**Exercise goal:**
From the entries provided below, copy each line that contains the word "Creek".

**Data lines:**
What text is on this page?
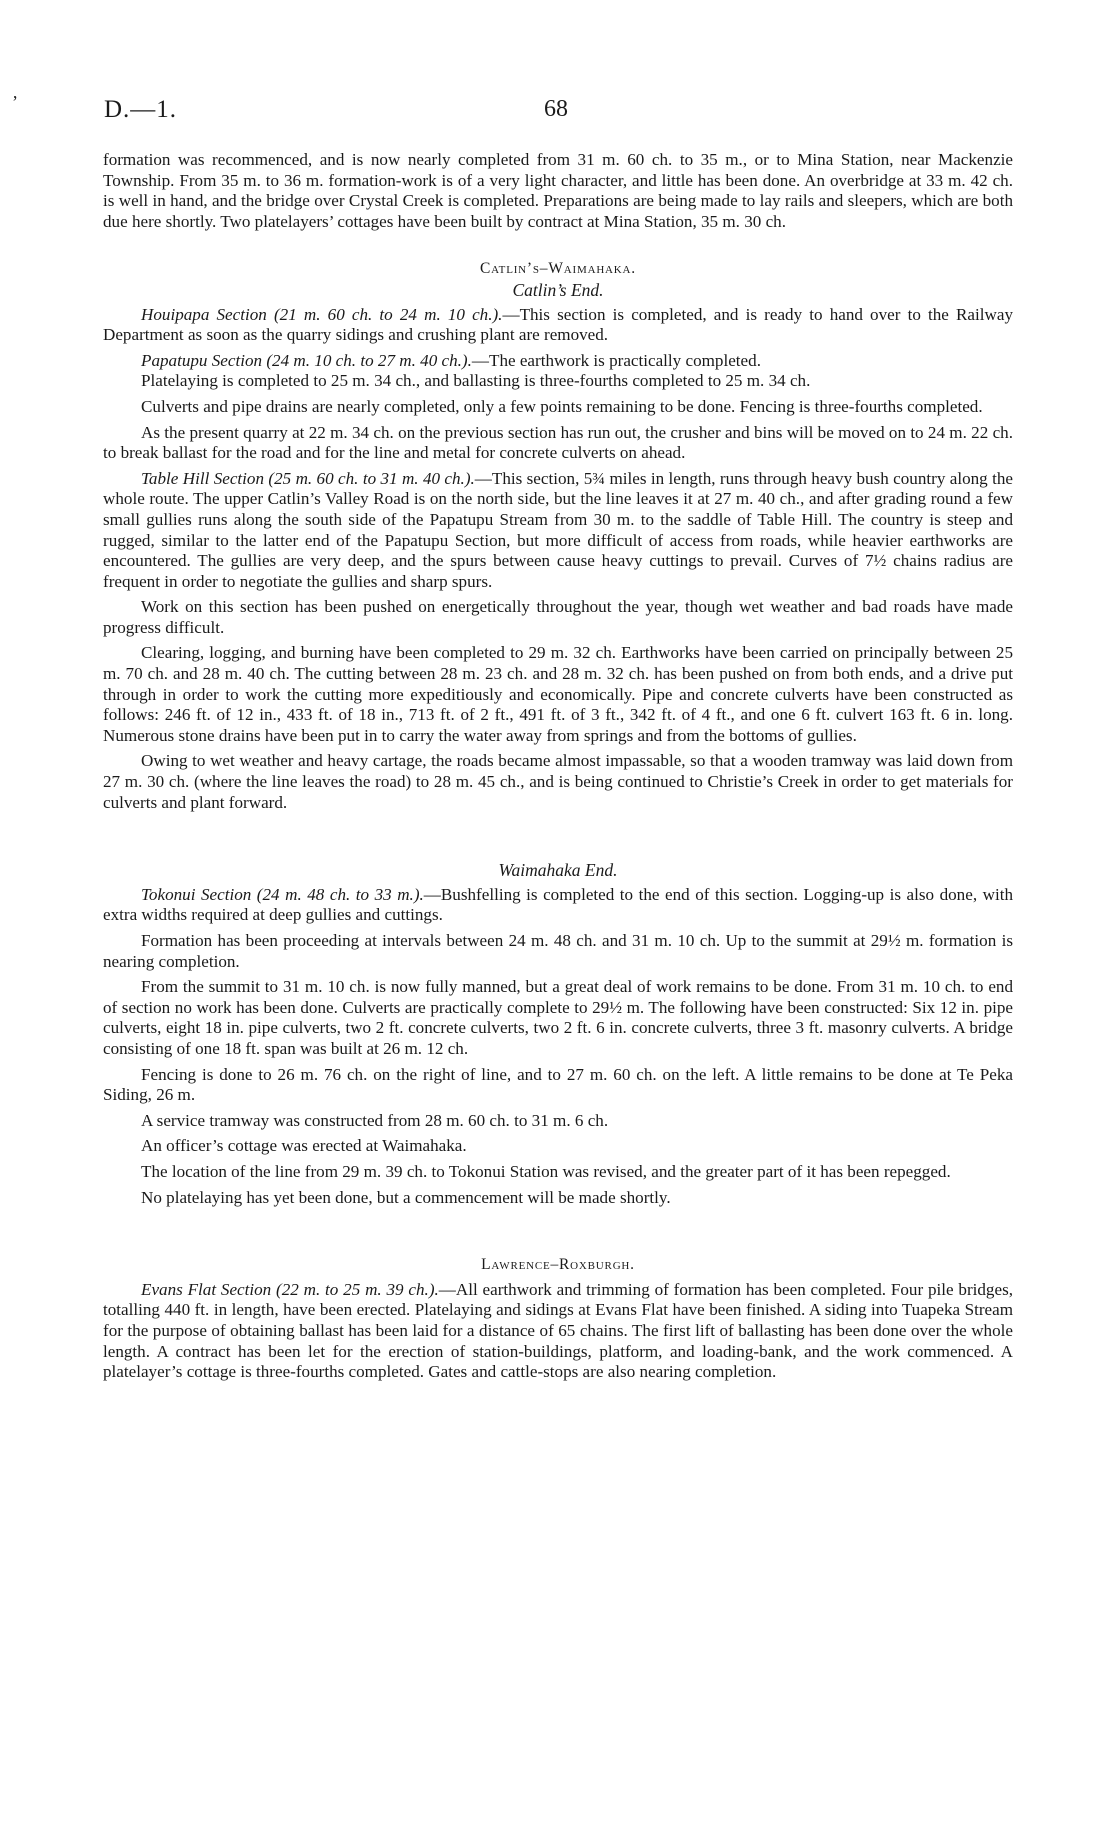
ʼ	D.—1.	68

formation was recommenced, and is now nearly completed from 31 m. 60 ch. to 35 m., or to Mina Station, near Mackenzie Township. From 35 m. to 36 m. formation-work is of a very light character, and little has been done. An overbridge at 33 m. 42 ch. is well in hand, and the bridge over Crystal Creek is completed. Preparations are being made to lay rails and sleepers, which are both due here shortly. Two platelayers’ cottages have been built by contract at Mina Station, 35 m. 30 ch.

Catlin’s–Waimahaka.

Catlin’s End.

Houipapa Section (21 m. 60 ch. to 24 m. 10 ch.).—This section is completed, and is ready to hand over to the Railway Department as soon as the quarry sidings and crushing plant are removed.

Papatupu Section (24 m. 10 ch. to 27 m. 40 ch.).—The earthwork is practically completed.

Platelaying is completed to 25 m. 34 ch., and ballasting is three-fourths completed to 25 m. 34 ch.

Culverts and pipe drains are nearly completed, only a few points remaining to be done. Fencing is three-fourths completed.

As the present quarry at 22 m. 34 ch. on the previous section has run out, the crusher and bins will be moved on to 24 m. 22 ch. to break ballast for the road and for the line and metal for concrete culverts on ahead.

Table Hill Section (25 m. 60 ch. to 31 m. 40 ch.).—This section, 5¾ miles in length, runs through heavy bush country along the whole route. The upper Catlin’s Valley Road is on the north side, but the line leaves it at 27 m. 40 ch., and after grading round a few small gullies runs along the south side of the Papatupu Stream from 30 m. to the saddle of Table Hill. The country is steep and rugged, similar to the latter end of the Papatupu Section, but more difficult of access from roads, while heavier earthworks are encountered. The gullies are very deep, and the spurs between cause heavy cuttings to prevail. Curves of 7½ chains radius are frequent in order to negotiate the gullies and sharp spurs.

Work on this section has been pushed on energetically throughout the year, though wet weather and bad roads have made progress difficult.

Clearing, logging, and burning have been completed to 29 m. 32 ch. Earthworks have been carried on principally between 25 m. 70 ch. and 28 m. 40 ch. The cutting between 28 m. 23 ch. and 28 m. 32 ch. has been pushed on from both ends, and a drive put through in order to work the cutting more expeditiously and economically. Pipe and concrete culverts have been constructed as follows: 246 ft. of 12 in., 433 ft. of 18 in., 713 ft. of 2 ft., 491 ft. of 3 ft., 342 ft. of 4 ft., and one 6 ft. culvert 163 ft. 6 in. long. Numerous stone drains have been put in to carry the water away from springs and from the bottoms of gullies.

Owing to wet weather and heavy cartage, the roads became almost impassable, so that a wooden tramway was laid down from 27 m. 30 ch. (where the line leaves the road) to 28 m. 45 ch., and is being continued to Christie’s Creek in order to get materials for culverts and plant forward.

Waimahaka End.

Tokonui Section (24 m. 48 ch. to 33 m.).—Bushfelling is completed to the end of this section. Logging-up is also done, with extra widths required at deep gullies and cuttings.

Formation has been proceeding at intervals between 24 m. 48 ch. and 31 m. 10 ch. Up to the summit at 29½ m. formation is nearing completion.

From the summit to 31 m. 10 ch. is now fully manned, but a great deal of work remains to be done. From 31 m. 10 ch. to end of section no work has been done. Culverts are practically complete to 29½ m. The following have been constructed: Six 12 in. pipe culverts, eight 18 in. pipe culverts, two 2 ft. concrete culverts, two 2 ft. 6 in. concrete culverts, three 3 ft. masonry culverts. A bridge consisting of one 18 ft. span was built at 26 m. 12 ch.

Fencing is done to 26 m. 76 ch. on the right of line, and to 27 m. 60 ch. on the left. A little remains to be done at Te Peka Siding, 26 m.

A service tramway was constructed from 28 m. 60 ch. to 31 m. 6 ch.

An officer’s cottage was erected at Waimahaka.

The location of the line from 29 m. 39 ch. to Tokonui Station was revised, and the greater part of it has been repegged.

No platelaying has yet been done, but a commencement will be made shortly.

Lawrence–Roxburgh.

Evans Flat Section (22 m. to 25 m. 39 ch.).—All earthwork and trimming of formation has been completed. Four pile bridges, totalling 440 ft. in length, have been erected. Platelaying and sidings at Evans Flat have been finished. A siding into Tuapeka Stream for the purpose of obtaining ballast has been laid for a distance of 65 chains. The first lift of ballasting has been done over the whole length. A contract has been let for the erection of station-buildings, platform, and loading-bank, and the work commenced. A platelayer’s cottage is three-fourths completed. Gates and cattle-stops are also nearing completion.
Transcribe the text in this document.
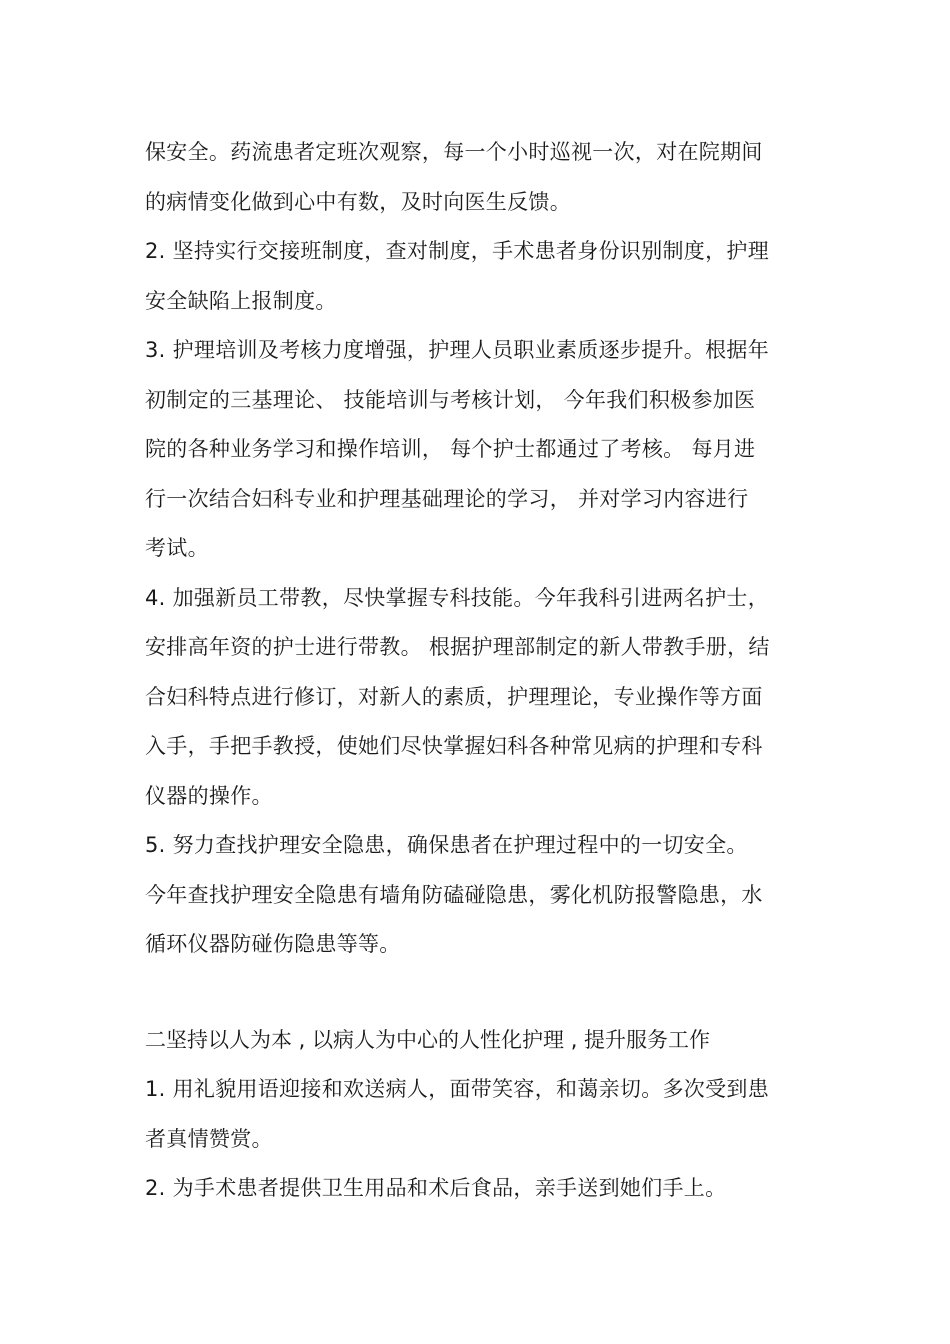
保安全。药流患者定班次观察，每一个小时巡视一次，对在院期间
的病情变化做到心中有数，及时向医生反馈。
2. 坚持实行交接班制度，查对制度，手术患者身份识别制度，护理
安全缺陷上报制度。
3. 护理培训及考核力度增强，护理人员职业素质逐步提升。根据年
初制定的三基理论、 技能培训与考核计划， 今年我们积极参加医
院的各种业务学习和操作培训， 每个护士都通过了考核。 每月进
行一次结合妇科专业和护理基础理论的学习， 并对学习内容进行
考试。
4. 加强新员工带教，尽快掌握专科技能。今年我科引进两名护士，
安排高年资的护士进行带教。 根据护理部制定的新人带教手册，结
合妇科特点进行修订，对新人的素质，护理理论，专业操作等方面
入手，手把手教授，使她们尽快掌握妇科各种常见病的护理和专科
仪器的操作。
5. 努力查找护理安全隐患，确保患者在护理过程中的一切安全。
今年查找护理安全隐患有墙角防磕碰隐患，雾化机防报警隐患，水
循环仪器防碰伤隐患等等。
二坚持以人为本 , 以病人为中心的人性化护理 , 提升服务工作
1. 用礼貌用语迎接和欢送病人，面带笑容，和蔼亲切。多次受到患
者真情赞赏。
2. 为手术患者提供卫生用品和术后食品，亲手送到她们手上。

**Response:**
formation was recommenced, and is now nearly completed from 31 m. 60 ch. to 35 m., or to Mina Station, near Mackenzie Township. From 35 m. to 36 m. formation-work is of a very light character, and little has been done. An overbridge at 33 m. 42 ch. is well in hand, and the bridge over Crystal Creek is completed. Preparations are being made to lay rails and sleepers, which are both due here shortly. Two platelayers’ cottages have been built by contract at Mina Station, 35 m. 30 ch.
Owing to wet weather and heavy cartage, the roads became almost impassable, so that a wooden tramway was laid down from 27 m. 30 ch. (where the line leaves the road) to 28 m. 45 ch., and is being continued to Christie’s Creek in order to get materials for culverts and plant forward.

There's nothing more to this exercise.